* _Aim of the task_: List all lines of the data that include the string "Outflow".

***** Material provided

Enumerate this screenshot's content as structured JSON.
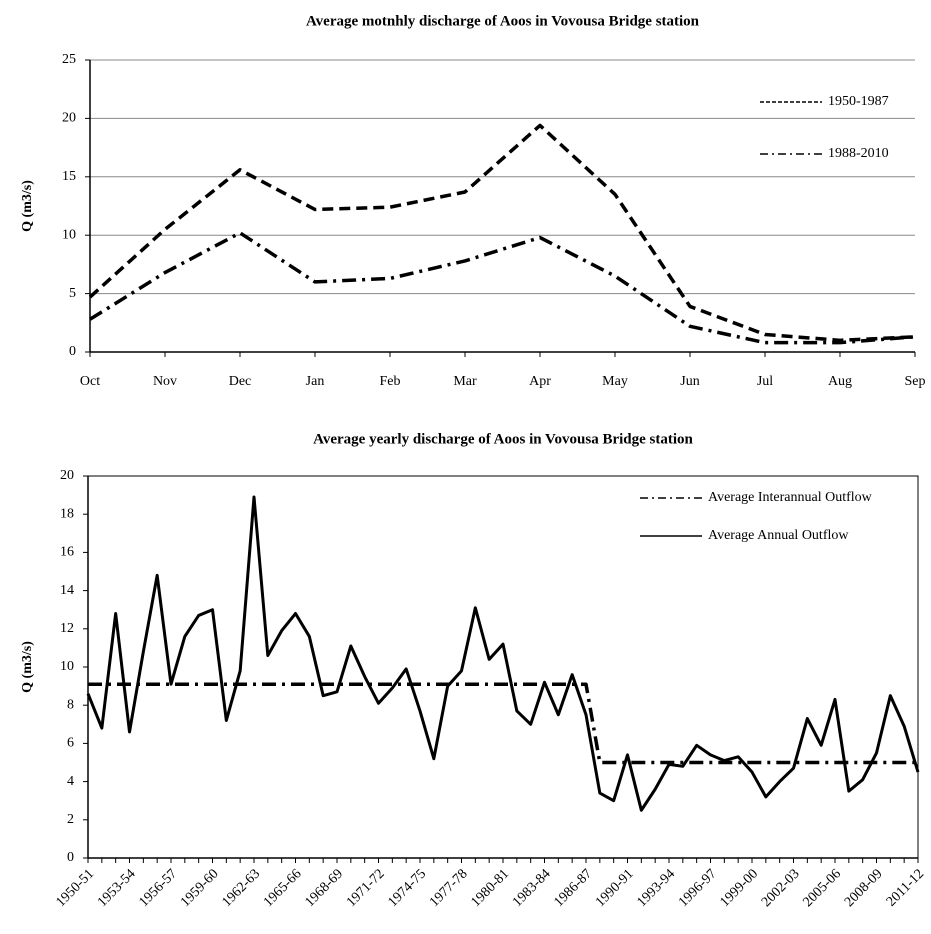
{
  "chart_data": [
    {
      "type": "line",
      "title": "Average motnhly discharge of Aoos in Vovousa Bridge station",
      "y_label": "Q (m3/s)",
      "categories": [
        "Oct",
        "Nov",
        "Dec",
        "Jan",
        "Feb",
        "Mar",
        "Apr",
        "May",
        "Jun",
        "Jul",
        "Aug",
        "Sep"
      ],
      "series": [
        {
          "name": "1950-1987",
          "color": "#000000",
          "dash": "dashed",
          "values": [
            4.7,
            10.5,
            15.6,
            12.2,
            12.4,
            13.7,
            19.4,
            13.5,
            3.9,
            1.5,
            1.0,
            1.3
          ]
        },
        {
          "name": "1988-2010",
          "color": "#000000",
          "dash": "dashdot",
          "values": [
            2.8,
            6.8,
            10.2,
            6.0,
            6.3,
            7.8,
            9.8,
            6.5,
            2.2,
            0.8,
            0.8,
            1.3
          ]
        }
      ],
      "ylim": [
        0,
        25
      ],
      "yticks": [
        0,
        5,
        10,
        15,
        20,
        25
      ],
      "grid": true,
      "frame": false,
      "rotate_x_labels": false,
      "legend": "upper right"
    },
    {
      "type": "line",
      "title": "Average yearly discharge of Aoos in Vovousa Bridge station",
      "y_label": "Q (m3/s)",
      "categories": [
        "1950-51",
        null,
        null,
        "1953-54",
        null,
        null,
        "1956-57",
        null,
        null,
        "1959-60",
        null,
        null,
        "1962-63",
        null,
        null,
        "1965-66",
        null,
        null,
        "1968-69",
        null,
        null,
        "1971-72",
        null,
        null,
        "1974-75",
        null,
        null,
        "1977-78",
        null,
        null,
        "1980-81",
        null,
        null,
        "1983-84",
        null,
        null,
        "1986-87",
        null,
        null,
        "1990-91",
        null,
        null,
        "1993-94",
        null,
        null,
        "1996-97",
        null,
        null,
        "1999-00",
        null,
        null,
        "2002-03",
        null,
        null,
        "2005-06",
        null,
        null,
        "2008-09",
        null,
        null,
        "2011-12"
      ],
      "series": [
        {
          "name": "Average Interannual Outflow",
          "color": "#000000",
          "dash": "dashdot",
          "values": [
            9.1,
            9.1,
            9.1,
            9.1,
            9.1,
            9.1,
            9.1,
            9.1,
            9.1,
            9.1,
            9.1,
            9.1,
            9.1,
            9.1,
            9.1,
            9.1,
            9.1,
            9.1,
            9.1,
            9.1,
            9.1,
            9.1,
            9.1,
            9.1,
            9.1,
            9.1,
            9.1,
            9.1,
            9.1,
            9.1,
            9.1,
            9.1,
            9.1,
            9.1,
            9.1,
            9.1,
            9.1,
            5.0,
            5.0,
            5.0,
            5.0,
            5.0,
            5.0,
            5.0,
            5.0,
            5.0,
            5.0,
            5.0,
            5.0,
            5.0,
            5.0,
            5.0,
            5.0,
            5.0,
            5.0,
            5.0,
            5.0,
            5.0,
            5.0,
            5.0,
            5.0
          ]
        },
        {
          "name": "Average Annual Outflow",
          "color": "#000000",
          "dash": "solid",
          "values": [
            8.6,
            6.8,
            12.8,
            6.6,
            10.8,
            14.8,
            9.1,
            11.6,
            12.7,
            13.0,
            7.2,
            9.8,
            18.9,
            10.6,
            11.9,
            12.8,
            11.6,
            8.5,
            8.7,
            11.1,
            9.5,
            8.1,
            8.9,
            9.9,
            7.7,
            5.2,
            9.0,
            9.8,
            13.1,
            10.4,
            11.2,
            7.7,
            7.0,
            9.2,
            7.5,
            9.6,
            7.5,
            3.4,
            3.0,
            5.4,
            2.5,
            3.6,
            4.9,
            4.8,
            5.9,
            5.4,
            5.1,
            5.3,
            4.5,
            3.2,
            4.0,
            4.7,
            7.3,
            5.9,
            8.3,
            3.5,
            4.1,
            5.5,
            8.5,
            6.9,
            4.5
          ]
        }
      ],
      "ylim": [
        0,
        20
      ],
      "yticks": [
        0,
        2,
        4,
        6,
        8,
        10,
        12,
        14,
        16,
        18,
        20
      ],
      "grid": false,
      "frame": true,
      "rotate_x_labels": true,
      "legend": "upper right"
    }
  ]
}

**********
***** Material provided

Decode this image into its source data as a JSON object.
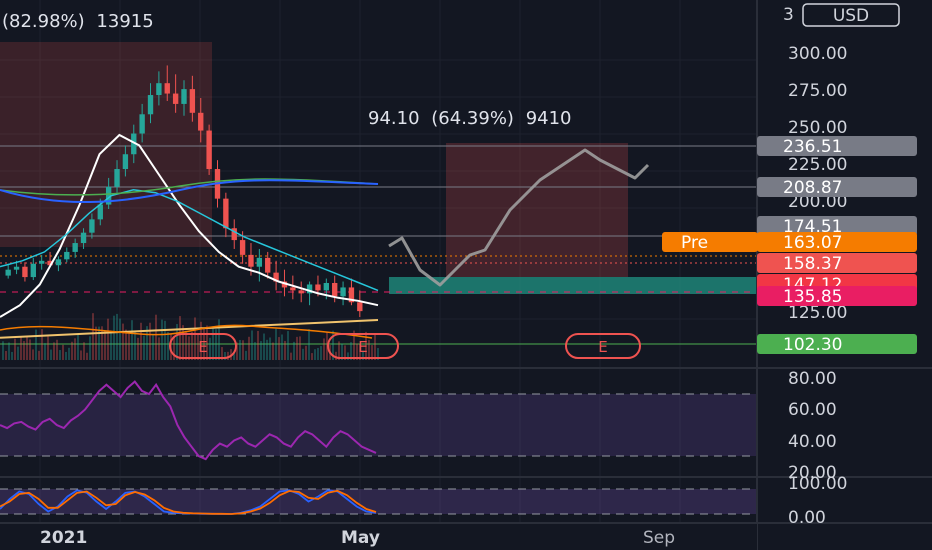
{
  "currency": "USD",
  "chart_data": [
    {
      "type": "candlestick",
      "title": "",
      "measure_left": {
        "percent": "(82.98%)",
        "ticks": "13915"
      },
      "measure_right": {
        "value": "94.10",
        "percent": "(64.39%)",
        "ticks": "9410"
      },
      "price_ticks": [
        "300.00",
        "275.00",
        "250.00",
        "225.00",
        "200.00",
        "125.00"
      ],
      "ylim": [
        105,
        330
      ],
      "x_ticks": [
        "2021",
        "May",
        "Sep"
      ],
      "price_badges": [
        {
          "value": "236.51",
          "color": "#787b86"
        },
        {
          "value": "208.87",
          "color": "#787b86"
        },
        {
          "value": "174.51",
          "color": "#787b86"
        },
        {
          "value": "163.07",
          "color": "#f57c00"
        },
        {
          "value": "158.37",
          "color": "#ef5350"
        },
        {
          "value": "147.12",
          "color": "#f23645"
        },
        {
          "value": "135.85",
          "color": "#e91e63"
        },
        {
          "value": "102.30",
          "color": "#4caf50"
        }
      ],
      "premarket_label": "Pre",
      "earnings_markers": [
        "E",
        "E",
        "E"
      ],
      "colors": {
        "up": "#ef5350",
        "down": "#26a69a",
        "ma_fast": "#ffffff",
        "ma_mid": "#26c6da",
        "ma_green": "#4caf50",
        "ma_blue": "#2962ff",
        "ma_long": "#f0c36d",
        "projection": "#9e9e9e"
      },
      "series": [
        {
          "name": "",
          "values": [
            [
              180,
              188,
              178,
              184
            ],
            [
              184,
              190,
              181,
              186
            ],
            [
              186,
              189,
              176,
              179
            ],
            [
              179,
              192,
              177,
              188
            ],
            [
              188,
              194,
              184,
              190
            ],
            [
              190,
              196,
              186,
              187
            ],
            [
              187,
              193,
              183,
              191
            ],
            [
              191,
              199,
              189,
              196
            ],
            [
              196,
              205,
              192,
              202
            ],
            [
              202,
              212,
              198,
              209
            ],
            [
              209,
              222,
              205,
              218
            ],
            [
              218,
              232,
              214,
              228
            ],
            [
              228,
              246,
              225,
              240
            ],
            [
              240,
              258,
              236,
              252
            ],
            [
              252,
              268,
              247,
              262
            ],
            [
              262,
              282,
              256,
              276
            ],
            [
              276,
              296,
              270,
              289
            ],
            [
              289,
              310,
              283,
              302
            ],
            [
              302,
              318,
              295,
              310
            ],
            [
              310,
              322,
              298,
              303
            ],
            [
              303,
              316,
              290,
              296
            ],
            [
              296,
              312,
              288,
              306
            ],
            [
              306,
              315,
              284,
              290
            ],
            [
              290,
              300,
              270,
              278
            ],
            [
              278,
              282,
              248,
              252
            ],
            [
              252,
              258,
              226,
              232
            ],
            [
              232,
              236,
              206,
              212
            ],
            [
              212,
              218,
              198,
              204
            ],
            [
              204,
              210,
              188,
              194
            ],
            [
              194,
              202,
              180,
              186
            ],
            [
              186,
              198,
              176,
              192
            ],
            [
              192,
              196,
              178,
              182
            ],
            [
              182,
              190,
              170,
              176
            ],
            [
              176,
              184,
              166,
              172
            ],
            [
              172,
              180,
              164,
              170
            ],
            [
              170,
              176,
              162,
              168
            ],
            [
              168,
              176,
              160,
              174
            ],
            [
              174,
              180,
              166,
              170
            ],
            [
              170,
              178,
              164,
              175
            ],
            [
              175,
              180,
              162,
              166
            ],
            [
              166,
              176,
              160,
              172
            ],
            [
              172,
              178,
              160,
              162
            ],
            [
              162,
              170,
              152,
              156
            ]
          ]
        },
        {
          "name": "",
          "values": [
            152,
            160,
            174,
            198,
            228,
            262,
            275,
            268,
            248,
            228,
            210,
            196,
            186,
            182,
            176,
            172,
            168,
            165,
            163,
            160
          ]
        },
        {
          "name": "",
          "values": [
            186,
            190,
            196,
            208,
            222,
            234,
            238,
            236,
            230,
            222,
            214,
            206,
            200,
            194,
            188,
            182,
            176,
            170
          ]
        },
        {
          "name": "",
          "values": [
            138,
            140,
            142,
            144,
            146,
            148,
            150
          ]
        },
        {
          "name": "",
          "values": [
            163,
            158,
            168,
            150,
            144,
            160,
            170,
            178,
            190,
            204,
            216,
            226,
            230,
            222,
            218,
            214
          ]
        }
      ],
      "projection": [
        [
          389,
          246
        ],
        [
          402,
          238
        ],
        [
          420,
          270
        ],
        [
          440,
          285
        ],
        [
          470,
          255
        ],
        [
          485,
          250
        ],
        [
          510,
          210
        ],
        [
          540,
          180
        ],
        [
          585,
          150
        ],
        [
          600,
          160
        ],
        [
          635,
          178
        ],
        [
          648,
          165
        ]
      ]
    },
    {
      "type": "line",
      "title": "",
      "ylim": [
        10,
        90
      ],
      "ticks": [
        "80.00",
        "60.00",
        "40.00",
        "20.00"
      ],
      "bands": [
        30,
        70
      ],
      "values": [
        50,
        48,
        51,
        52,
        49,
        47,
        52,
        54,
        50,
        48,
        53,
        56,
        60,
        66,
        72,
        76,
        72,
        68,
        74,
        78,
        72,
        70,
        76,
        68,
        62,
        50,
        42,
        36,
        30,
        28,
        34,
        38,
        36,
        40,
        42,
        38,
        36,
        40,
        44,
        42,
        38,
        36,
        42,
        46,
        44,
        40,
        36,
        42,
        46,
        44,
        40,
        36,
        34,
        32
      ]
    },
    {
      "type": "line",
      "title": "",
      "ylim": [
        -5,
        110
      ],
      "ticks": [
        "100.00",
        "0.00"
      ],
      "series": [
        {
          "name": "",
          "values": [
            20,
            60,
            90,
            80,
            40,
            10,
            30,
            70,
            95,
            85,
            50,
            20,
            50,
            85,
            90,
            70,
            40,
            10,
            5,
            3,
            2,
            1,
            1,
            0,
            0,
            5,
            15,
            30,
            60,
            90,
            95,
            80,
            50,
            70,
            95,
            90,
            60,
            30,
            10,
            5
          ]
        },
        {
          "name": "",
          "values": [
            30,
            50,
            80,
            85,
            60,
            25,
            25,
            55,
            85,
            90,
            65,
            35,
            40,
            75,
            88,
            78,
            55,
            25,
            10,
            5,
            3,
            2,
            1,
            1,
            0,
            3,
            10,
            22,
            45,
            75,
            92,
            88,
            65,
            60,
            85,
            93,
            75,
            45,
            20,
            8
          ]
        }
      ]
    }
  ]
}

**********

* _Solution_:
          "name": "Average Interannual Outflow",
          "name": "Average Annual Outflow",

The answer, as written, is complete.